| TASK INSTRUCTIONS |
Starting at the line that contains "message-text: 下午要带我弟去看考场 (204, 167, 604, 213)" and ending after the line that contains "message-text: 我妹妹今天想吃丽姐，我俩在去的路上你吃不吃 (202, 307, 842, 411)", format the lines below as a Markdown table with the columns Row and Line, leaving out any blank lines.

[Element-and-box listings]
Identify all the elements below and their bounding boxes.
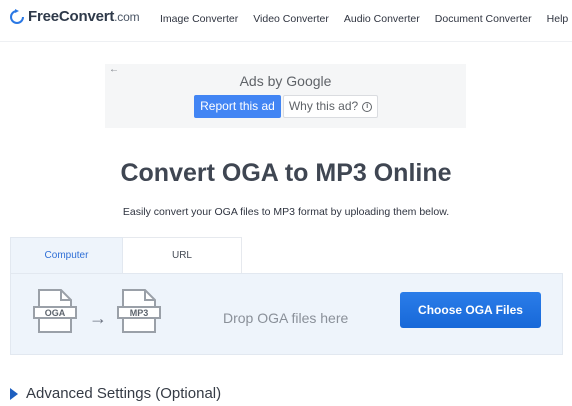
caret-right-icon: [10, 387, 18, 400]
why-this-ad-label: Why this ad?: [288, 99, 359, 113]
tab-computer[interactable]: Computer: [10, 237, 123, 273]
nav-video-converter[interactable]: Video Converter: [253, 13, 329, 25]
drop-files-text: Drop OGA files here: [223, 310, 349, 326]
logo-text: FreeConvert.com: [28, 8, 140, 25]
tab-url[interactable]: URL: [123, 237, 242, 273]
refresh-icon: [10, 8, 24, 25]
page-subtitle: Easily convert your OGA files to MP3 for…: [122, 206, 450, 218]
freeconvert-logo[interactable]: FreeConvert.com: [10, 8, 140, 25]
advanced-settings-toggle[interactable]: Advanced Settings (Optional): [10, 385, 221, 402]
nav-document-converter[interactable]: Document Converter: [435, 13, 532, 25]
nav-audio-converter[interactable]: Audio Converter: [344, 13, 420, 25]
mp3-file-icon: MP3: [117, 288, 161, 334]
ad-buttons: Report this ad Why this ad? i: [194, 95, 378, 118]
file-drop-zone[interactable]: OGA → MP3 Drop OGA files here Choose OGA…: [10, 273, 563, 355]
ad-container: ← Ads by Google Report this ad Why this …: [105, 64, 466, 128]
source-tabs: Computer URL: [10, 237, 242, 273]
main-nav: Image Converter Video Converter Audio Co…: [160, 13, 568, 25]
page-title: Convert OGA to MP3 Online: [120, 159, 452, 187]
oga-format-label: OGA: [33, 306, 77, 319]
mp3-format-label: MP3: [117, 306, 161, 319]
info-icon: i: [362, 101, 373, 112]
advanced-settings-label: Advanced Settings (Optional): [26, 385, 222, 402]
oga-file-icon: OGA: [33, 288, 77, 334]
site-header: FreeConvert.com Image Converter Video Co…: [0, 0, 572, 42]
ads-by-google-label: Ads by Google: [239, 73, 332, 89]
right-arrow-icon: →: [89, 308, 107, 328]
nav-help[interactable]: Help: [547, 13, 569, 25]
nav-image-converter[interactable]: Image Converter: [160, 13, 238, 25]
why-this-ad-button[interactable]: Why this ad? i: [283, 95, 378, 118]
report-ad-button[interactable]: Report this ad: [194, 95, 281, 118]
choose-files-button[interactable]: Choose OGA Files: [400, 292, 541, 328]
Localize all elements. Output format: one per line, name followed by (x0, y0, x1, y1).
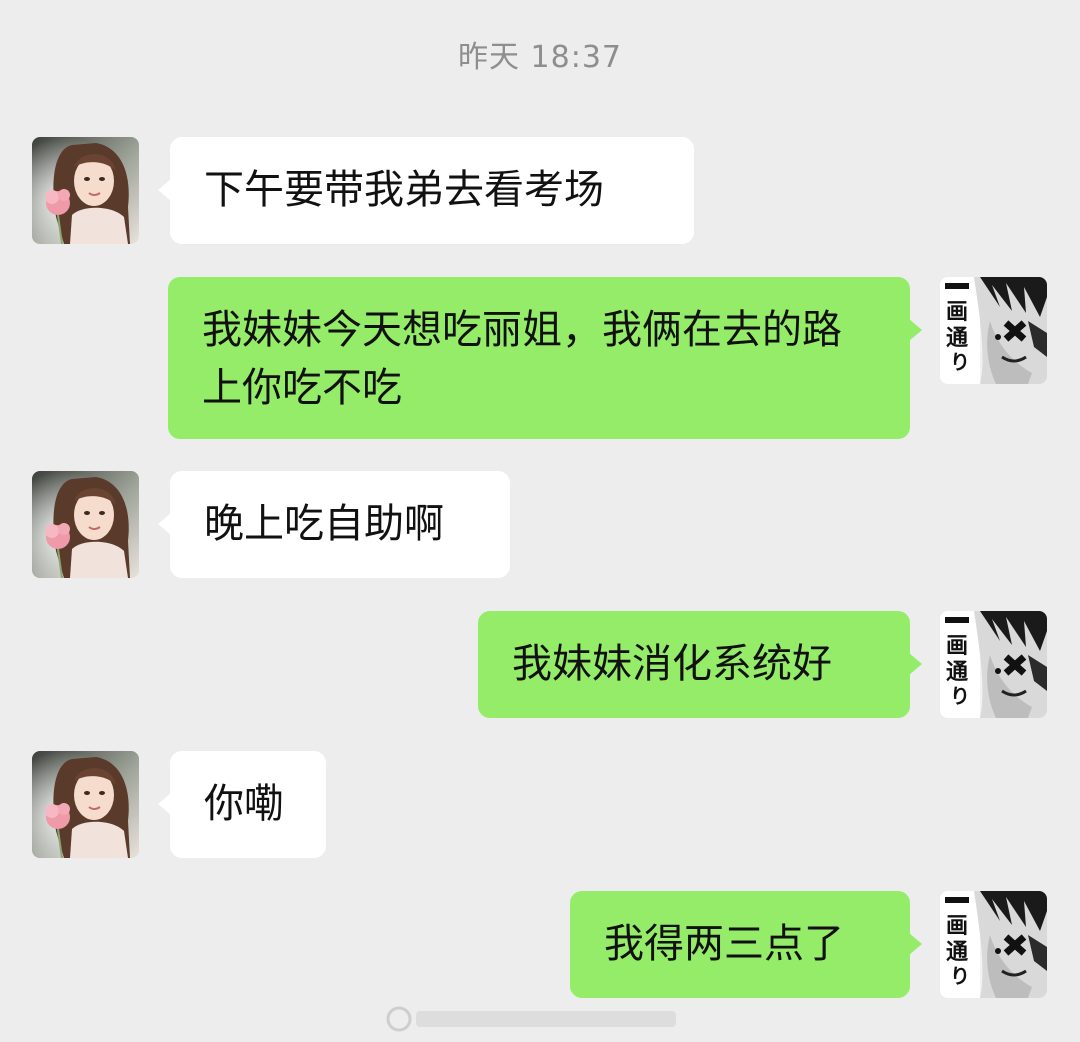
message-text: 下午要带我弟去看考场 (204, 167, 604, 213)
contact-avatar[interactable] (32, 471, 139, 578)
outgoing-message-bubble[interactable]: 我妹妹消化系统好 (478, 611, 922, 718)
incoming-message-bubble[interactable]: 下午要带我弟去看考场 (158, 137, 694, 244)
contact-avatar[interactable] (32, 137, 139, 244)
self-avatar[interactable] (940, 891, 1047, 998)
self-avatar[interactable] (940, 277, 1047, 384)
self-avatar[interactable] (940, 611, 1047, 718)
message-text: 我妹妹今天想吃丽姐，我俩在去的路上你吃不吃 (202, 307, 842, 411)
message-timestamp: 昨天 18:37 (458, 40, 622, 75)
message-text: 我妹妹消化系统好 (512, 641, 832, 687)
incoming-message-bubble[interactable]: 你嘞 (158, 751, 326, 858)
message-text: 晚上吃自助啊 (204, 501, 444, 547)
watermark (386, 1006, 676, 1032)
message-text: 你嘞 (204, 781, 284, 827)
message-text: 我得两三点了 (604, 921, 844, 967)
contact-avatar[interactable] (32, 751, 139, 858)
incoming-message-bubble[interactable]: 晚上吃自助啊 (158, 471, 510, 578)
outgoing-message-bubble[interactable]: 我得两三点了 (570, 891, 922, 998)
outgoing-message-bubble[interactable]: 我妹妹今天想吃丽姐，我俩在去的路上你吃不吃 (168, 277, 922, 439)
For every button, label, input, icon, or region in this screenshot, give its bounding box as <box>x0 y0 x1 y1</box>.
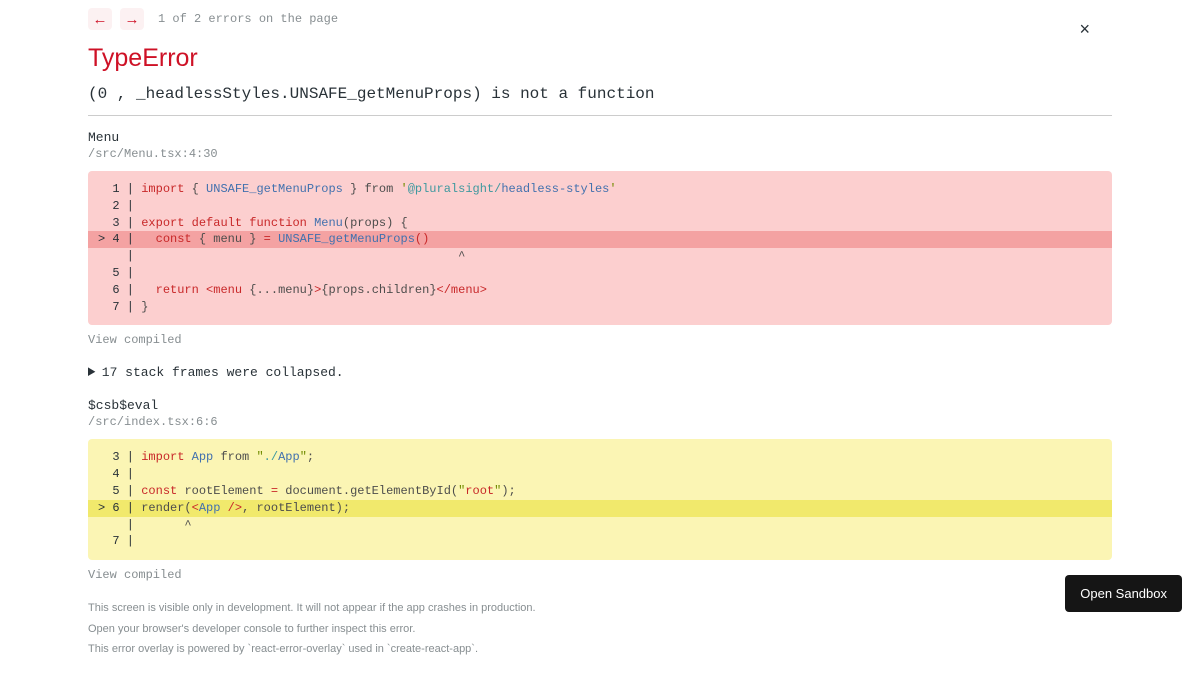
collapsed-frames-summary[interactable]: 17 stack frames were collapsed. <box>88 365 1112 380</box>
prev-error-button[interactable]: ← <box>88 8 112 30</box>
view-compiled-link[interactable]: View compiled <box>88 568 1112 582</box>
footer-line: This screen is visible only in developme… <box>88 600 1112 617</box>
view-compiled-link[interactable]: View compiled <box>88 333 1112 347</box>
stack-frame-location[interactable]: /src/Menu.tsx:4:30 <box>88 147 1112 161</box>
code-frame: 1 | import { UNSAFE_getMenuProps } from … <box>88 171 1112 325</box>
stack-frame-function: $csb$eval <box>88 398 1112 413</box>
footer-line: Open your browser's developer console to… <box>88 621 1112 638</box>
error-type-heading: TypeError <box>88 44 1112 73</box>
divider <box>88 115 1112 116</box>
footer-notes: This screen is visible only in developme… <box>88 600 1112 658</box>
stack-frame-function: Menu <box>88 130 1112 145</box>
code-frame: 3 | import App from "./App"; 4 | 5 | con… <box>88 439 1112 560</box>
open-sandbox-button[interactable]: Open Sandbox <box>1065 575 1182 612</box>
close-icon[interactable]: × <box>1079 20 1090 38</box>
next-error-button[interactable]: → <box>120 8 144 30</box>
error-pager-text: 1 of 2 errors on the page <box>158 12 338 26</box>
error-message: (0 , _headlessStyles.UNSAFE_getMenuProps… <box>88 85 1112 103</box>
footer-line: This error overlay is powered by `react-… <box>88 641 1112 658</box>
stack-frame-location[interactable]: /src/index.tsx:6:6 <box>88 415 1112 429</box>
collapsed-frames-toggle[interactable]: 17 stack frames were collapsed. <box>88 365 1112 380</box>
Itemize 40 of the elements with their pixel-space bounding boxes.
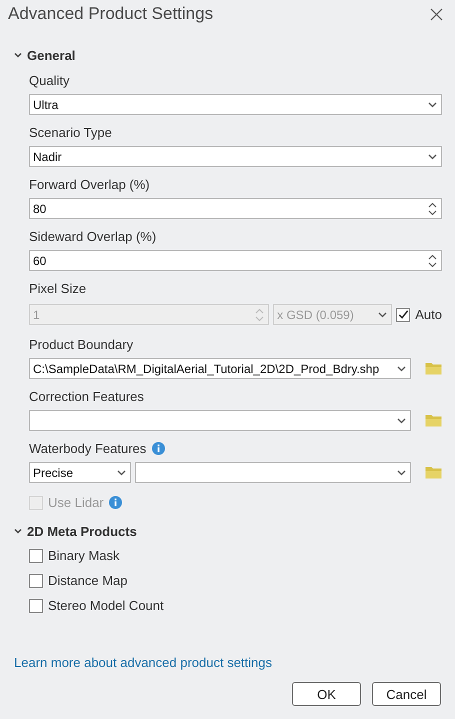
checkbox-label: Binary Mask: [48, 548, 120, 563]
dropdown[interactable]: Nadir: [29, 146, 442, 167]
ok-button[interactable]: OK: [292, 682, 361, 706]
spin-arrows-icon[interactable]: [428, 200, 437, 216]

| ANSWER TO THE EXERCISE |
| Row | Line |
|---|---|
| 1 | message-text: 下午要带我弟去看考场 (204, 167, 604, 213) |
| 2 | contact-avatar[interactable] (32, 471, 139, 578) |
| 3 | outgoing-message-bubble[interactable]: 我妹妹消化系统好 (478, 611, 922, 718) |
| 4 | incoming-message-bubble[interactable]: 下午要带我弟去看考场 (158, 137, 694, 244) |
| 5 | contact-avatar[interactable] (32, 137, 139, 244) |
| 6 | self-avatar[interactable] (940, 891, 1047, 998) |
| 7 | self-avatar[interactable] (940, 277, 1047, 384) |
| 8 | self-avatar[interactable] (940, 611, 1047, 718) |
| 9 | message-text: 我妹妹今天想吃丽姐，我俩在去的路上你吃不吃 (202, 307, 842, 411) |